### [Records from a collection]
-- start --

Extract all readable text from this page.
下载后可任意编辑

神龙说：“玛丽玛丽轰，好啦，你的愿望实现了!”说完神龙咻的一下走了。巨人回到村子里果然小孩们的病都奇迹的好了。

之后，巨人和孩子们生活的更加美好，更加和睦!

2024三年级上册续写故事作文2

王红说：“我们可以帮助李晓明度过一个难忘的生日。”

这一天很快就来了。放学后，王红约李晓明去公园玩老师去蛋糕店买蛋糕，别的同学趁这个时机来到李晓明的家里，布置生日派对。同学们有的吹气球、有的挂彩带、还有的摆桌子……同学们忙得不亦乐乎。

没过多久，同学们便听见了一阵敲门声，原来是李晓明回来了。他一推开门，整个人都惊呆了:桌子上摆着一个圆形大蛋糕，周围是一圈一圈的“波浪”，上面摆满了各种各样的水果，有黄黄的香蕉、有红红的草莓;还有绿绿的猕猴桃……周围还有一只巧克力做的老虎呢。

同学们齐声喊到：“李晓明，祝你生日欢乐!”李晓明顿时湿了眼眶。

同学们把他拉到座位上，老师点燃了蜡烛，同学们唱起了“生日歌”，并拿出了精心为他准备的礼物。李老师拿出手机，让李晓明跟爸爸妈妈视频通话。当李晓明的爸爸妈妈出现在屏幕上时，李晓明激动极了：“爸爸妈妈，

-- end --

### [Required task]
Quote every record above exactly.

### [Exercise solution]
Extract all readable text from this page.
下载后可任意编辑

神龙说：“玛丽玛丽轰，好啦，你的愿望实现了!”说完神龙咻的一下走了。巨人回到村子里果然小孩们的病都奇迹的好了。

之后，巨人和孩子们生活的更加美好，更加和睦!

2024三年级上册续写故事作文2

王红说：“我们可以帮助李晓明度过一个难忘的生日。”

这一天很快就来了。放学后，王红约李晓明去公园玩老师去蛋糕店买蛋糕，别的同学趁这个时机来到李晓明的家里，布置生日派对。同学们有的吹气球、有的挂彩带、还有的摆桌子……同学们忙得不亦乐乎。

没过多久，同学们便听见了一阵敲门声，原来是李晓明回来了。他一推开门，整个人都惊呆了:桌子上摆着一个圆形大蛋糕，周围是一圈一圈的“波浪”，上面摆满了各种各样的水果，有黄黄的香蕉、有红红的草莓;还有绿绿的猕猴桃……周围还有一只巧克力做的老虎呢。

同学们齐声喊到：“李晓明，祝你生日欢乐!”李晓明顿时湿了眼眶。

同学们把他拉到座位上，老师点燃了蜡烛，同学们唱起了“生日歌”，并拿出了精心为他准备的礼物。李老师拿出手机，让李晓明跟爸爸妈妈视频通话。当李晓明的爸爸妈妈出现在屏幕上时，李晓明激动极了：“爸爸妈妈，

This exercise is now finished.